PROBLEM:
Below are the entries; state how many of their lines contain the string "campaña", and nothing more.

== SOURCE DATA ==

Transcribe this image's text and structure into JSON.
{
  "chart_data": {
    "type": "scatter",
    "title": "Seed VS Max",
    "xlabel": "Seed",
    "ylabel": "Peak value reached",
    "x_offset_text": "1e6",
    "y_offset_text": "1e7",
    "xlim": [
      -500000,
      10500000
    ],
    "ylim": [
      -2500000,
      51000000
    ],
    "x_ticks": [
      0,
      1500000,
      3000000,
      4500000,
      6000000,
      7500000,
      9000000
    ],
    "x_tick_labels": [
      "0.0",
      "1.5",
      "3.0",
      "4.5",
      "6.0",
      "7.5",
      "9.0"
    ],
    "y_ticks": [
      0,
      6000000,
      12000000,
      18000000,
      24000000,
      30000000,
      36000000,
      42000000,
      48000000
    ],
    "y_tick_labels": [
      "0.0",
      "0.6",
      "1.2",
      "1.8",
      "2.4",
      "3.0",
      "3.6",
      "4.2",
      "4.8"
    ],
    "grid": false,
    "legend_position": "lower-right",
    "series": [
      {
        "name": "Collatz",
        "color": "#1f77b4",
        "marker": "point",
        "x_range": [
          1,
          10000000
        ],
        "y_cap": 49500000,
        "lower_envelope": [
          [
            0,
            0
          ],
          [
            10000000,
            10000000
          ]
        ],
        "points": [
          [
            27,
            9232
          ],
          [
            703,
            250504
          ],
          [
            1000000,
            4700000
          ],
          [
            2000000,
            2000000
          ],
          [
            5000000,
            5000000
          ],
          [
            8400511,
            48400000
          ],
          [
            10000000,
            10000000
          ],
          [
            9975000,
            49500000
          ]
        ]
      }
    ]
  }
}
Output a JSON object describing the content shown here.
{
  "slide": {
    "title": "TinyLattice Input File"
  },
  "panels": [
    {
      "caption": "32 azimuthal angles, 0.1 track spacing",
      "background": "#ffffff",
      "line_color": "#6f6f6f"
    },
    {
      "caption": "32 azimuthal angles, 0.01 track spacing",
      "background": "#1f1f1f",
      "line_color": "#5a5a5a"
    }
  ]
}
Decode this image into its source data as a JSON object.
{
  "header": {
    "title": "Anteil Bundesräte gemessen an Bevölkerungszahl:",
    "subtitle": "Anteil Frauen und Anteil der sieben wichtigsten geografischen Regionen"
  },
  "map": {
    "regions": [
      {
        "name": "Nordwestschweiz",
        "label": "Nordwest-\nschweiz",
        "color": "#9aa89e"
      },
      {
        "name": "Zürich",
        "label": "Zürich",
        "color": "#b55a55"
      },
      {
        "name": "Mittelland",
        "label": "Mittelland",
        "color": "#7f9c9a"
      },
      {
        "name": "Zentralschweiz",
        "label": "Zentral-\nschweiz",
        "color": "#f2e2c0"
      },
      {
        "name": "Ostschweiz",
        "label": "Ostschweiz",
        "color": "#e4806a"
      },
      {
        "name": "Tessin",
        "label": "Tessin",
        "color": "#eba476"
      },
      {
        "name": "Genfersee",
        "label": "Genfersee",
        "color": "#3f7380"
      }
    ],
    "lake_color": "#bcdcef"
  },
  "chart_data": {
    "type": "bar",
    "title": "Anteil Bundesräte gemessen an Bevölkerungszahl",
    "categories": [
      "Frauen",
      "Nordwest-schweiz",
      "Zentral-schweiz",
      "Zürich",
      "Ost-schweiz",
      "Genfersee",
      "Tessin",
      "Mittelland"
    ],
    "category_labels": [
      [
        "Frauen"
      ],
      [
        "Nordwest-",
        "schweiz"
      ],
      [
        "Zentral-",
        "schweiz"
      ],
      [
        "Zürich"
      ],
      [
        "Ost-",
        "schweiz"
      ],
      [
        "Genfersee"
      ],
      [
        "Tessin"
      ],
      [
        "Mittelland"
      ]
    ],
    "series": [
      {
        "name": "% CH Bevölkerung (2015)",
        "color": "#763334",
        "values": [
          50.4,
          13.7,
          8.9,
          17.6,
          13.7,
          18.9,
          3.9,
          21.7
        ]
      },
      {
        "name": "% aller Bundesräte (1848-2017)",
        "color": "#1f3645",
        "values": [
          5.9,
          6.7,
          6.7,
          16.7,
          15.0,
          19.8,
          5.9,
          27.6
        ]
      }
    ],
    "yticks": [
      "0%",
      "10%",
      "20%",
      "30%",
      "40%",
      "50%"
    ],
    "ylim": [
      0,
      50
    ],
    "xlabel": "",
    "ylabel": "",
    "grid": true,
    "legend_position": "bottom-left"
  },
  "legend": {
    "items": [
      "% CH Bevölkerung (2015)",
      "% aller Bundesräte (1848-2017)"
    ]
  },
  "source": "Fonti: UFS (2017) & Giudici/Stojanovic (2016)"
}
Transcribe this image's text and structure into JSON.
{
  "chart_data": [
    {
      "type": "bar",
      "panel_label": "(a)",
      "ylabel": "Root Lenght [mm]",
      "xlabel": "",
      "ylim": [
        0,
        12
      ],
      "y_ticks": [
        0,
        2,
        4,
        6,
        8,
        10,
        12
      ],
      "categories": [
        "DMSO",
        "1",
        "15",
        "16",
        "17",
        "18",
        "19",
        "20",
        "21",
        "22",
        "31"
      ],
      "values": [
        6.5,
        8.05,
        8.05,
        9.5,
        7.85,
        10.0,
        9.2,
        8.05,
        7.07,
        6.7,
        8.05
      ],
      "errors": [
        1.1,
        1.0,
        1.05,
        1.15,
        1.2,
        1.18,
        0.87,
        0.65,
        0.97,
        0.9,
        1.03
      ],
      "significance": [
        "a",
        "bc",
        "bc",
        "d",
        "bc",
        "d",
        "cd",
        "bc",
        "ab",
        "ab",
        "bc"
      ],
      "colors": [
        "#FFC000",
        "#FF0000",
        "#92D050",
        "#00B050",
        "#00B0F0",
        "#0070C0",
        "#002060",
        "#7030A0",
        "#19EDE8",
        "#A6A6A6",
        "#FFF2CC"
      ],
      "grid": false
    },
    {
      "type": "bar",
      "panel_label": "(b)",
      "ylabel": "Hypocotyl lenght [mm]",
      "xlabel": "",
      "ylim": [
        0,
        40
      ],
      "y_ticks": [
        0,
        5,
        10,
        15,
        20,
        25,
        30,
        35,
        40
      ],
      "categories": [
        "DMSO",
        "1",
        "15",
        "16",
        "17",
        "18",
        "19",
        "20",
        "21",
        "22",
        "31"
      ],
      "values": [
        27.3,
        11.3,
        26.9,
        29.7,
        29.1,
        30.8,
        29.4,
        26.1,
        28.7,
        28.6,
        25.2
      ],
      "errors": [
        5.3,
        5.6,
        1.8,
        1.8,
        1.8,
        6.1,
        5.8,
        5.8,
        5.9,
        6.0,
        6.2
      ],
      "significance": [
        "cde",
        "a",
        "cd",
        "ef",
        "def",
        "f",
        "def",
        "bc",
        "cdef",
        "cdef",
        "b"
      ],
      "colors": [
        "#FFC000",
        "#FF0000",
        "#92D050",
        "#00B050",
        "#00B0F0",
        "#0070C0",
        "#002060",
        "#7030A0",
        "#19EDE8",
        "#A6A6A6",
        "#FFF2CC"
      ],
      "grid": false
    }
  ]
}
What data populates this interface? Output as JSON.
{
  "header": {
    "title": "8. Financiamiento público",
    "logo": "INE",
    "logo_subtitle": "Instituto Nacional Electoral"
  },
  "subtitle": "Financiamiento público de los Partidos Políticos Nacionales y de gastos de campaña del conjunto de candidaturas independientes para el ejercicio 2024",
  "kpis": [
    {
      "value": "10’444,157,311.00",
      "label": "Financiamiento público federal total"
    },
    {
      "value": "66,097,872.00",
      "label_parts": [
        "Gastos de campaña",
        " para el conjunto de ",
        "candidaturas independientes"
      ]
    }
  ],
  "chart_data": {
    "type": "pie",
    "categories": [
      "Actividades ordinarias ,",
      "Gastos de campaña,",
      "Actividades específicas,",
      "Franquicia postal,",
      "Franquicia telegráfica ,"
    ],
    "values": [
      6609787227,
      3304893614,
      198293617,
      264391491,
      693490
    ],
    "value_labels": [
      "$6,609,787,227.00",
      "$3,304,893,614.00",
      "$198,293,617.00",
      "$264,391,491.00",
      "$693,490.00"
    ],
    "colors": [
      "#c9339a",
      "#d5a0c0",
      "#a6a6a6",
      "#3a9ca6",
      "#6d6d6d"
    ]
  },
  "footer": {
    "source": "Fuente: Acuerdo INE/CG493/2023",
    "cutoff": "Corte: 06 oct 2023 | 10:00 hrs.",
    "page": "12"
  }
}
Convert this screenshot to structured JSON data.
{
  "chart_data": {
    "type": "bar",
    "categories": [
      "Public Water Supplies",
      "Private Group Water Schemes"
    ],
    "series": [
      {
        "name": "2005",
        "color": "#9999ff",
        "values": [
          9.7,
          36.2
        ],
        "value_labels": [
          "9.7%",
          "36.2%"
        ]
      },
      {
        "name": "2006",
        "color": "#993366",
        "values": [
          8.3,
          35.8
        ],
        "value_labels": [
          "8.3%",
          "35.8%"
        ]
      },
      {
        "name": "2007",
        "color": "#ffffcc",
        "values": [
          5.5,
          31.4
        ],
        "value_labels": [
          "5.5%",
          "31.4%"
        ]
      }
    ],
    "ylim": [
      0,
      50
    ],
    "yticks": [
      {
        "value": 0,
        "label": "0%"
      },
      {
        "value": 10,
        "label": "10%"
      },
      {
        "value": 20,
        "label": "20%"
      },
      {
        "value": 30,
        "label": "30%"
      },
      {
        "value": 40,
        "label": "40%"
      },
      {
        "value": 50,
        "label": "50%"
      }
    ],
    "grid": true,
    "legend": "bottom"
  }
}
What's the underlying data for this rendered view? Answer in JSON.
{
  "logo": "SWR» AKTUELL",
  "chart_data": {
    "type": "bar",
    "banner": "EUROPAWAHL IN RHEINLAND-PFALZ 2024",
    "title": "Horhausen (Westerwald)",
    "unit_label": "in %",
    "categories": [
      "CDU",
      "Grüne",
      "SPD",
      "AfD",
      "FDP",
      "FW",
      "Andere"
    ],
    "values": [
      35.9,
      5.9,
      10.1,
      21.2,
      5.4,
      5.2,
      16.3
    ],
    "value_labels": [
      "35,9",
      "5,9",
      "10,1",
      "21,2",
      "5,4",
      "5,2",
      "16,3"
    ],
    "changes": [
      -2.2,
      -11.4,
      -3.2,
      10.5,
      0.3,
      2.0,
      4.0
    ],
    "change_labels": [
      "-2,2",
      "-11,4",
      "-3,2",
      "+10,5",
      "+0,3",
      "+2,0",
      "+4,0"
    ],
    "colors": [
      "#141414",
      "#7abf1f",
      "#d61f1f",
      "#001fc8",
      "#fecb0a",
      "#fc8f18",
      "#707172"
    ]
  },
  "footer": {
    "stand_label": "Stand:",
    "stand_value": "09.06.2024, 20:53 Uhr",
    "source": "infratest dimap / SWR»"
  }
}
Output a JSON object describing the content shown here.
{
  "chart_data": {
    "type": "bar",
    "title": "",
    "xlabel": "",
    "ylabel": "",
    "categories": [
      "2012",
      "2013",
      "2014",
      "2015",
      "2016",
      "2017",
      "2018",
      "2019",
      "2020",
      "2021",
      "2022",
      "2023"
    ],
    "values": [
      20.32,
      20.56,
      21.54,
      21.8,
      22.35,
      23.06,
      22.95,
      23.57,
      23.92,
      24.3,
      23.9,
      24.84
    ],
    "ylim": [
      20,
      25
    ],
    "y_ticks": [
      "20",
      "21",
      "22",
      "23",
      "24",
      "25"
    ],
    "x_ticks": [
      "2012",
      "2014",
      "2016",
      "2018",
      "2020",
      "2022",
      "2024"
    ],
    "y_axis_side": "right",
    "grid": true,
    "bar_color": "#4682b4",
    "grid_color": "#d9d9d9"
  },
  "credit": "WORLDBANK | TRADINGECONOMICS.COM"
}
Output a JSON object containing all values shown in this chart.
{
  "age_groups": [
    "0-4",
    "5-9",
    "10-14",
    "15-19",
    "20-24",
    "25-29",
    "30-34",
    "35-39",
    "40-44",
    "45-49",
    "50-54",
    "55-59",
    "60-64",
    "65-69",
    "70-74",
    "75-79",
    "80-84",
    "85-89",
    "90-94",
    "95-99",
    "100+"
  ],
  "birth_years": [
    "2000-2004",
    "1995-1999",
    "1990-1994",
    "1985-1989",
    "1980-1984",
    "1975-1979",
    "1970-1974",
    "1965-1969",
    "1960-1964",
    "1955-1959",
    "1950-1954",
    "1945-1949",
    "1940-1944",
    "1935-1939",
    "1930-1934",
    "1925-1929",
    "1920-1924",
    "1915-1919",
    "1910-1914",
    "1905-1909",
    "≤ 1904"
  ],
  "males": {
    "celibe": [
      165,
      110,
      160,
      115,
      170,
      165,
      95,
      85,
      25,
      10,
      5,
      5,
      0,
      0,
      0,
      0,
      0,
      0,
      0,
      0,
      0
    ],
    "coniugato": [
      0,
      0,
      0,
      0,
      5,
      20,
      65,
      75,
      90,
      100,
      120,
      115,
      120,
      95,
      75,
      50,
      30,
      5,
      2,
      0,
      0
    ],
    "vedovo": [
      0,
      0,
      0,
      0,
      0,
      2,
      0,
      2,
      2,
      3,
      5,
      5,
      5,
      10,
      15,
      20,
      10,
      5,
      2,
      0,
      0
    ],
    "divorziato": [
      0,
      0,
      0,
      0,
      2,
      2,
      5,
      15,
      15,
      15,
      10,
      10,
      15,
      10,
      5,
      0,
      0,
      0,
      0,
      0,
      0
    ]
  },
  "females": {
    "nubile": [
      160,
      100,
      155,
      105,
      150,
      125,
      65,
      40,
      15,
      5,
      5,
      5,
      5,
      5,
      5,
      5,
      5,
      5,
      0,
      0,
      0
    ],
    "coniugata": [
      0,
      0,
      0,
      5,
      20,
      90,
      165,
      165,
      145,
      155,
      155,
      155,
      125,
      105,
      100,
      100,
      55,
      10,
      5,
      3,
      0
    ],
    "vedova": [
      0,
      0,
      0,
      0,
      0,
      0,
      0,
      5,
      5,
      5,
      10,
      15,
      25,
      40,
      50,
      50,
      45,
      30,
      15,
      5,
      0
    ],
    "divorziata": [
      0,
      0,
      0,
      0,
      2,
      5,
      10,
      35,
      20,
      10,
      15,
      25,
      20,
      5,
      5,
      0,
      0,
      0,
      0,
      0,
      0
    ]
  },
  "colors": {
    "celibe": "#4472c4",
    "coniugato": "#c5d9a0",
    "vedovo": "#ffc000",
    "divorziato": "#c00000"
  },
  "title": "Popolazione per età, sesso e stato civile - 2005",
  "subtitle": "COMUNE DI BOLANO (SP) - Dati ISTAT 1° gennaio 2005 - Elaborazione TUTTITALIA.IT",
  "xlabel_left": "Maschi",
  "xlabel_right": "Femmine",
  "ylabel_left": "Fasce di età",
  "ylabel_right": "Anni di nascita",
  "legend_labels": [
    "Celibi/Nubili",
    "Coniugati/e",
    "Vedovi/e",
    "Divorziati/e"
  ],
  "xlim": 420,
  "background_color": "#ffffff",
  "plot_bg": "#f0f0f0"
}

===

FULL ANSWER:
3